[Extracted records]
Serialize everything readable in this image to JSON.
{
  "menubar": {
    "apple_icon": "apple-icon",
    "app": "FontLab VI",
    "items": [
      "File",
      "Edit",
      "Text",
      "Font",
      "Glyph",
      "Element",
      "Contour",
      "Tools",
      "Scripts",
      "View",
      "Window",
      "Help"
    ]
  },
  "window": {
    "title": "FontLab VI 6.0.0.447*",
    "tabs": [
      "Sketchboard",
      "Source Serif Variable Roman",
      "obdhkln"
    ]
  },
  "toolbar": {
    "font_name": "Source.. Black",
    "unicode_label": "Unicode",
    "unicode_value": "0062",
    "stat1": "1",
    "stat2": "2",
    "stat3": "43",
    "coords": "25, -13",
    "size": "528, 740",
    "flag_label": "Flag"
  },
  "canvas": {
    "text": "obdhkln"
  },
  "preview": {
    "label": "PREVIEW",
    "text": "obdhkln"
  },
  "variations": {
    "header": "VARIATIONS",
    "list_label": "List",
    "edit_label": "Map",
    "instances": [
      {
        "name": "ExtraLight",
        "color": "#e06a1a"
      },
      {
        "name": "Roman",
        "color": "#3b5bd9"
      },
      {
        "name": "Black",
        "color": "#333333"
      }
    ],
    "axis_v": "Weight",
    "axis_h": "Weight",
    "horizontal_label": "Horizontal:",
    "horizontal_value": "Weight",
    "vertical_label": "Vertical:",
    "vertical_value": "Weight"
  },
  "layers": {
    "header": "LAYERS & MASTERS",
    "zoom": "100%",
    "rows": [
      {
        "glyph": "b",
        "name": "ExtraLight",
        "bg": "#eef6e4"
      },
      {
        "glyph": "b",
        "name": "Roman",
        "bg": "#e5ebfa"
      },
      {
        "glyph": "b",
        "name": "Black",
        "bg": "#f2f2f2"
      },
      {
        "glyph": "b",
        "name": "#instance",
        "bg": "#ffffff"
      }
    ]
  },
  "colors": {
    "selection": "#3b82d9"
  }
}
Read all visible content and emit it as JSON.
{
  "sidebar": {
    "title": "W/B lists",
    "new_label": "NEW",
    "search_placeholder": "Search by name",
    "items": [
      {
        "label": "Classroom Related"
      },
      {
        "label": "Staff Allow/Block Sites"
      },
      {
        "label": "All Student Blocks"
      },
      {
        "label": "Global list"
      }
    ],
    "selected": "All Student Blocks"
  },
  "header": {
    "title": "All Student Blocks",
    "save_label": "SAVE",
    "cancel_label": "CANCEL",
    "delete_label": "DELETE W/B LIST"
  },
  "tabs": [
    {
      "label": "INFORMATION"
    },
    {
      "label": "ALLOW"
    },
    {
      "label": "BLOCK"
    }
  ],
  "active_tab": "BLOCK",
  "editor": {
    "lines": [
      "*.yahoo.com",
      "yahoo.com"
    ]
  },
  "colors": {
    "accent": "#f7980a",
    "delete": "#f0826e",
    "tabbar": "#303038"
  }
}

• DIRECTIVE:
The records above must be repeated exactly, every one of them.

• SOLUTION TO THIS TASK:
Serialize everything readable in this image to JSON.
{
  "menubar": {
    "apple_icon": "apple-icon",
    "app": "FontLab VI",
    "items": [
      "File",
      "Edit",
      "Text",
      "Font",
      "Glyph",
      "Element",
      "Contour",
      "Tools",
      "Scripts",
      "View",
      "Window",
      "Help"
    ]
  },
  "window": {
    "title": "FontLab VI 6.0.0.447*",
    "tabs": [
      "Sketchboard",
      "Source Serif Variable Roman",
      "obdhkln"
    ]
  },
  "toolbar": {
    "font_name": "Source.. Black",
    "unicode_label": "Unicode",
    "unicode_value": "0062",
    "stat1": "1",
    "stat2": "2",
    "stat3": "43",
    "coords": "25, -13",
    "size": "528, 740",
    "flag_label": "Flag"
  },
  "canvas": {
    "text": "obdhkln"
  },
  "preview": {
    "label": "PREVIEW",
    "text": "obdhkln"
  },
  "variations": {
    "header": "VARIATIONS",
    "list_label": "List",
    "edit_label": "Map",
    "instances": [
      {
        "name": "ExtraLight",
        "color": "#e06a1a"
      },
      {
        "name": "Roman",
        "color": "#3b5bd9"
      },
      {
        "name": "Black",
        "color": "#333333"
      }
    ],
    "axis_v": "Weight",
    "axis_h": "Weight",
    "horizontal_label": "Horizontal:",
    "horizontal_value": "Weight",
    "vertical_label": "Vertical:",
    "vertical_value": "Weight"
  },
  "layers": {
    "header": "LAYERS & MASTERS",
    "zoom": "100%",
    "rows": [
      {
        "glyph": "b",
        "name": "ExtraLight",
        "bg": "#eef6e4"
      },
      {
        "glyph": "b",
        "name": "Roman",
        "bg": "#e5ebfa"
      },
      {
        "glyph": "b",
        "name": "Black",
        "bg": "#f2f2f2"
      },
      {
        "glyph": "b",
        "name": "#instance",
        "bg": "#ffffff"
      }
    ]
  },
  "colors": {
    "selection": "#3b82d9"
  }
}
Read all visible content and emit it as JSON.
{
  "sidebar": {
    "title": "W/B lists",
    "new_label": "NEW",
    "search_placeholder": "Search by name",
    "items": [
      {
        "label": "Classroom Related"
      },
      {
        "label": "Staff Allow/Block Sites"
      },
      {
        "label": "All Student Blocks"
      },
      {
        "label": "Global list"
      }
    ],
    "selected": "All Student Blocks"
  },
  "header": {
    "title": "All Student Blocks",
    "save_label": "SAVE",
    "cancel_label": "CANCEL",
    "delete_label": "DELETE W/B LIST"
  },
  "tabs": [
    {
      "label": "INFORMATION"
    },
    {
      "label": "ALLOW"
    },
    {
      "label": "BLOCK"
    }
  ],
  "active_tab": "BLOCK",
  "editor": {
    "lines": [
      "*.yahoo.com",
      "yahoo.com"
    ]
  },
  "colors": {
    "accent": "#f7980a",
    "delete": "#f0826e",
    "tabbar": "#303038"
  }
}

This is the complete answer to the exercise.